All of the records below should be output exactly.
____
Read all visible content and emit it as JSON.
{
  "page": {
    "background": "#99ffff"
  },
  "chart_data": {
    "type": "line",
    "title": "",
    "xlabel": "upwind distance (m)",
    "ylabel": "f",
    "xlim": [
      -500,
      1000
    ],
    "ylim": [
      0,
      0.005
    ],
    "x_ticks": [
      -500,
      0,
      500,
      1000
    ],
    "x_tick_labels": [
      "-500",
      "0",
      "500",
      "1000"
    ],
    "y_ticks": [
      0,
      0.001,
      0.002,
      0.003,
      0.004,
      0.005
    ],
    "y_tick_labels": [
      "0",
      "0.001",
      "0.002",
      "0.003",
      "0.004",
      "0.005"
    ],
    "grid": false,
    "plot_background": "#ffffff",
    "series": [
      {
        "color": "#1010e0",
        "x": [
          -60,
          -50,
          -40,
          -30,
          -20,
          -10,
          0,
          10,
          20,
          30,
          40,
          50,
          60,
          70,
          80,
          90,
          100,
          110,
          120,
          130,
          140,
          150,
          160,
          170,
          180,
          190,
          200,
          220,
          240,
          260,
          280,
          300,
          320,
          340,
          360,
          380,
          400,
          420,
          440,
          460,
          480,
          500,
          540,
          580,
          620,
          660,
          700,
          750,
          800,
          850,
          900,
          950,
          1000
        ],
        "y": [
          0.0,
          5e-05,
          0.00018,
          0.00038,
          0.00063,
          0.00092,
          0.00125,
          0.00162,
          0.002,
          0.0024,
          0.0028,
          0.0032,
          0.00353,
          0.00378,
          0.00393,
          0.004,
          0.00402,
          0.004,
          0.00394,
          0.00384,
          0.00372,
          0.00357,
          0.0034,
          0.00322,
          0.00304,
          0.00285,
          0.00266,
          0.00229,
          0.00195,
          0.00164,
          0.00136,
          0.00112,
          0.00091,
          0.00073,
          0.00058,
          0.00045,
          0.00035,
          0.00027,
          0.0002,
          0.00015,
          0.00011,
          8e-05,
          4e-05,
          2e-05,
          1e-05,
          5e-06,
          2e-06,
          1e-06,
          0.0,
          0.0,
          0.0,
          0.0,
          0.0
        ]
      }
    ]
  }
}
____
**Answer to this problem**
Read all visible content and emit it as JSON.
{
  "page": {
    "background": "#99ffff"
  },
  "chart_data": {
    "type": "line",
    "title": "",
    "xlabel": "upwind distance (m)",
    "ylabel": "f",
    "xlim": [
      -500,
      1000
    ],
    "ylim": [
      0,
      0.005
    ],
    "x_ticks": [
      -500,
      0,
      500,
      1000
    ],
    "x_tick_labels": [
      "-500",
      "0",
      "500",
      "1000"
    ],
    "y_ticks": [
      0,
      0.001,
      0.002,
      0.003,
      0.004,
      0.005
    ],
    "y_tick_labels": [
      "0",
      "0.001",
      "0.002",
      "0.003",
      "0.004",
      "0.005"
    ],
    "grid": false,
    "plot_background": "#ffffff",
    "series": [
      {
        "color": "#1010e0",
        "x": [
          -60,
          -50,
          -40,
          -30,
          -20,
          -10,
          0,
          10,
          20,
          30,
          40,
          50,
          60,
          70,
          80,
          90,
          100,
          110,
          120,
          130,
          140,
          150,
          160,
          170,
          180,
          190,
          200,
          220,
          240,
          260,
          280,
          300,
          320,
          340,
          360,
          380,
          400,
          420,
          440,
          460,
          480,
          500,
          540,
          580,
          620,
          660,
          700,
          750,
          800,
          850,
          900,
          950,
          1000
        ],
        "y": [
          0.0,
          5e-05,
          0.00018,
          0.00038,
          0.00063,
          0.00092,
          0.00125,
          0.00162,
          0.002,
          0.0024,
          0.0028,
          0.0032,
          0.00353,
          0.00378,
          0.00393,
          0.004,
          0.00402,
          0.004,
          0.00394,
          0.00384,
          0.00372,
          0.00357,
          0.0034,
          0.00322,
          0.00304,
          0.00285,
          0.00266,
          0.00229,
          0.00195,
          0.00164,
          0.00136,
          0.00112,
          0.00091,
          0.00073,
          0.00058,
          0.00045,
          0.00035,
          0.00027,
          0.0002,
          0.00015,
          0.00011,
          8e-05,
          4e-05,
          2e-05,
          1e-05,
          5e-06,
          2e-06,
          1e-06,
          0.0,
          0.0,
          0.0,
          0.0,
          0.0
        ]
      }
    ]
  }
}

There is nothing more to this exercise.